> Stated problem A
In the school bus safety article, how many incidents of illegal passing were counted on the survey day?
> Stated problem B
Repeat, character for character, the lines of the records from the line holding "page-footer: 第 2" through the line holding "164 805 376</box>", including both of those lines.

> Source excerpt
Teamwork ensures safety of students, staff
Recently, we have heard the tragic news of students being injured or, worse yet, killed by careless or distracted drivers who were illegally passing stopped school buses. It is more important than ever that drivers stay alert and be cautious when they see school buses on the roads.
Kentucky law (KRS 189.370) requires motorists traveling in both directions to stop and allow the students to move safely to their destination. Drivers must remain stopped until all warning devices – the flashing red lights, the stop sign and the crossing control arm – have been disengaged and turned off. Any person who violates this law will be subject to being cited or arrested.
On April 26, 2017, Rowan County Schools participated in a one-day survey coordinated by the National Association of State Directors of Pupil Transportation Services and the Kentucky Department of Education observing and counting the numbers of incidents of vehicles illegally passing stopped school buses. On that one day, with 40 drivers taking part in the survey, thirteen incidents of illegal passing were observed and counted.
“This is a huge problem,” said Guy Griffin. “Some drivers are not paying attention to those warning lights, the crossing control arms and the stop signs on the buses. It is important that drivers understand that they are breaking the law, but, more importantly, they are endangering lives when they pass a stopped school bus.”

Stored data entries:
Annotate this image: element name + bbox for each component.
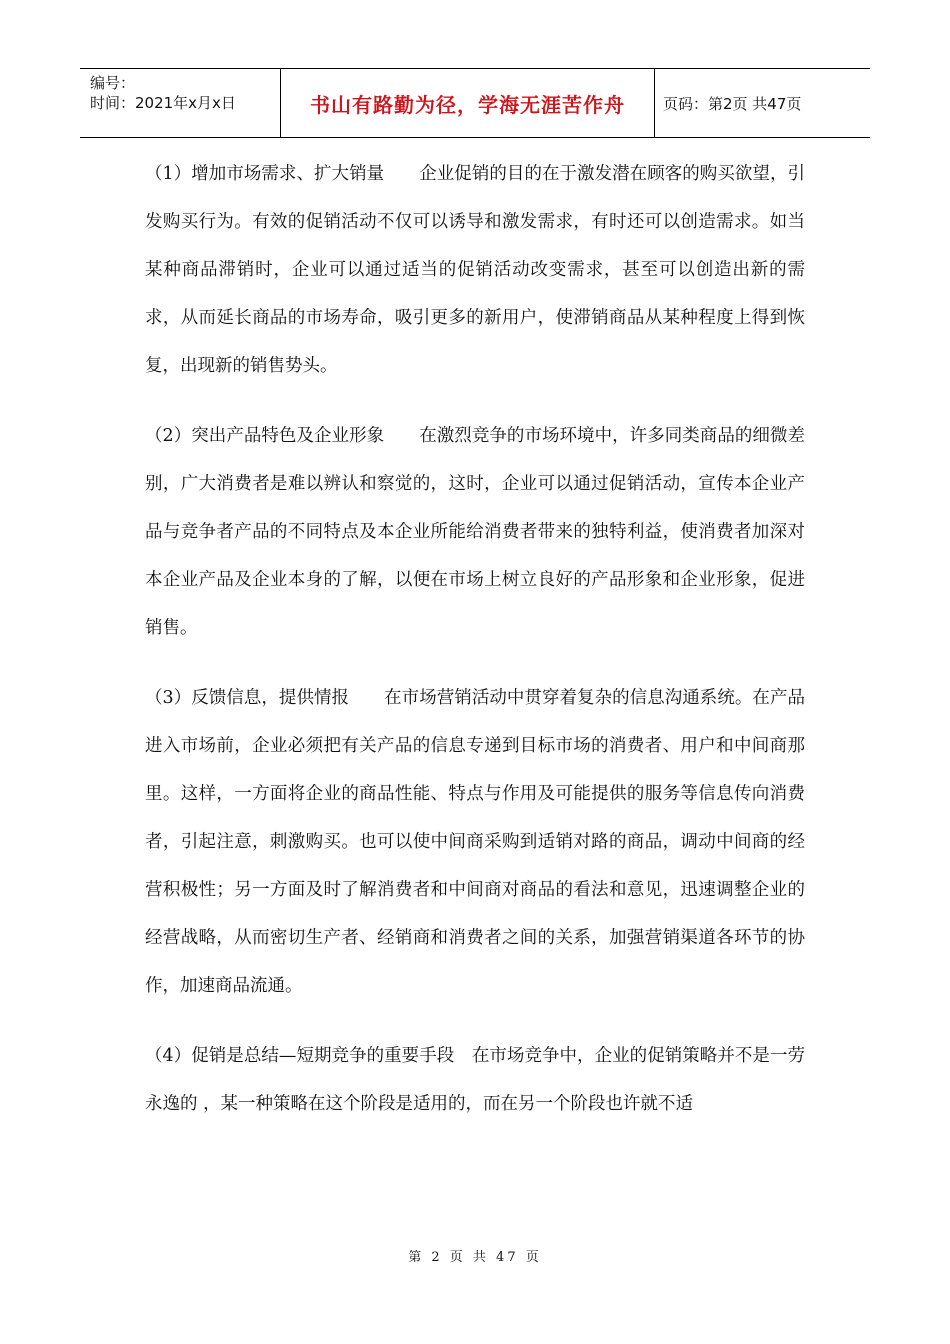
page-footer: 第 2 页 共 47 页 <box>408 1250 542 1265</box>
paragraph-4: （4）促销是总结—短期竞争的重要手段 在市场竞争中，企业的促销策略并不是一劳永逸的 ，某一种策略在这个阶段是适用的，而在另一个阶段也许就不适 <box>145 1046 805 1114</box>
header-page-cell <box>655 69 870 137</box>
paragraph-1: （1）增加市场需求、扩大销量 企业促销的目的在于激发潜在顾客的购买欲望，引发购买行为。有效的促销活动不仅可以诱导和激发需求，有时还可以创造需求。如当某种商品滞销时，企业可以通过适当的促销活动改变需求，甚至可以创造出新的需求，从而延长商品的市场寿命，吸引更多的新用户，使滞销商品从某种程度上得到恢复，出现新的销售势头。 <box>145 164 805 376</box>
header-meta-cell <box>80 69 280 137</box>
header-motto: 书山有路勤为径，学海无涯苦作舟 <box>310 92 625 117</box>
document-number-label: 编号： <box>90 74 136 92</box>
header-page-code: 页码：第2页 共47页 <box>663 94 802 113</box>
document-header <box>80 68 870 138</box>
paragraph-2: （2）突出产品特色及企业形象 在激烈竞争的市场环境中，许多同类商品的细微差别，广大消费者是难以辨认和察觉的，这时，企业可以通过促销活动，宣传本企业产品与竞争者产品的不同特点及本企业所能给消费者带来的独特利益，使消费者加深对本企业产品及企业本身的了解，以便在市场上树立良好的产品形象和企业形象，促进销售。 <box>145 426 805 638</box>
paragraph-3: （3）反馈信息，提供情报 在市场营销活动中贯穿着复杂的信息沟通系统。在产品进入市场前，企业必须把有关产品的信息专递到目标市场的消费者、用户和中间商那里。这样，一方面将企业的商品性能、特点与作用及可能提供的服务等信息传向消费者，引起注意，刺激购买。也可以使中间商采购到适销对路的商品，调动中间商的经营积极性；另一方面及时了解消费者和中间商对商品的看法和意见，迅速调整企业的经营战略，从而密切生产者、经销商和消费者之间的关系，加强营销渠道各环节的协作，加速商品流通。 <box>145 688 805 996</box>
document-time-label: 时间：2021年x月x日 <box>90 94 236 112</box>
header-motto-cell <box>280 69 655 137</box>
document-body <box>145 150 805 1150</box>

> Solution A
Thirteen incidents of illegal passing were observed and counted.

> Solution B
page-footer: 第 2 页 共 47 页 <box>408 1250 542 1265</box>
paragraph-4: （4）促销是总结—短期竞争的重要手段 在市场竞争中，企业的促销策略并不是一劳永逸的 ，某一种策略在这个阶段是适用的，而在另一个阶段也许就不适 <box>145 1046 805 1114</box>
header-page-cell <box>655 69 870 137</box>
paragraph-1: （1）增加市场需求、扩大销量 企业促销的目的在于激发潜在顾客的购买欲望，引发购买行为。有效的促销活动不仅可以诱导和激发需求，有时还可以创造需求。如当某种商品滞销时，企业可以通过适当的促销活动改变需求，甚至可以创造出新的需求，从而延长商品的市场寿命，吸引更多的新用户，使滞销商品从某种程度上得到恢复，出现新的销售势头。 <box>145 164 805 376</box>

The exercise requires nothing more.